• WHAT YOU WILL DO
What is the count of lines that hold the word "TPMS"? Give only the number.

Saved entries
══════════════════════════════
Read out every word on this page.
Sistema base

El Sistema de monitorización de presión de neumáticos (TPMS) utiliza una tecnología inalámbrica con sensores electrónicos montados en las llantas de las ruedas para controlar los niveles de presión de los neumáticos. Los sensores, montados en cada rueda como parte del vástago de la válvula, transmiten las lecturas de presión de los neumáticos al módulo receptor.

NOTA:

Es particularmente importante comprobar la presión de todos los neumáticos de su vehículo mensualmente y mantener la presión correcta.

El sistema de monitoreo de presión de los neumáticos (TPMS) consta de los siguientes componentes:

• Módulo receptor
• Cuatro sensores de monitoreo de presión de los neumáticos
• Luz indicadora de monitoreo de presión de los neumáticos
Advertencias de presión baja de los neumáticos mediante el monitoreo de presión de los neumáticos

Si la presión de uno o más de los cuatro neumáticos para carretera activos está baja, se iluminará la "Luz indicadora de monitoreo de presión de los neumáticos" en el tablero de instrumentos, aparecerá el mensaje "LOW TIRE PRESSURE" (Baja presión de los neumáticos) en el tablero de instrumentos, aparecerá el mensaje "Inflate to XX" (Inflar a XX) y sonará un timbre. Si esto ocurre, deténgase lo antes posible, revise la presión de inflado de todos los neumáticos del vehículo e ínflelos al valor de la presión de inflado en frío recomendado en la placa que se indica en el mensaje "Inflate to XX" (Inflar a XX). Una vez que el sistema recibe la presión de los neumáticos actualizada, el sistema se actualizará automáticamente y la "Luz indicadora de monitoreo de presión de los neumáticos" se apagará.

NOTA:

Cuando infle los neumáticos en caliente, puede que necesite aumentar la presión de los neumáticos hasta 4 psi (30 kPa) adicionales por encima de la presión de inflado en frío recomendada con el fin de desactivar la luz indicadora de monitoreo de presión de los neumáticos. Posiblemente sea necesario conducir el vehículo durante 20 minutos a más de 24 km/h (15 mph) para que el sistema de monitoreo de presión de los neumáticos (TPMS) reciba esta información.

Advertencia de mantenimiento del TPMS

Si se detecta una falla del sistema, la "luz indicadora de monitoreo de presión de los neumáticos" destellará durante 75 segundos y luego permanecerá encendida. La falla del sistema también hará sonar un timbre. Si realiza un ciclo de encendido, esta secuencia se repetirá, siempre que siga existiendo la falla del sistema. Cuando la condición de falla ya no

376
══════════════════════════════
• TASK RESPONSE
4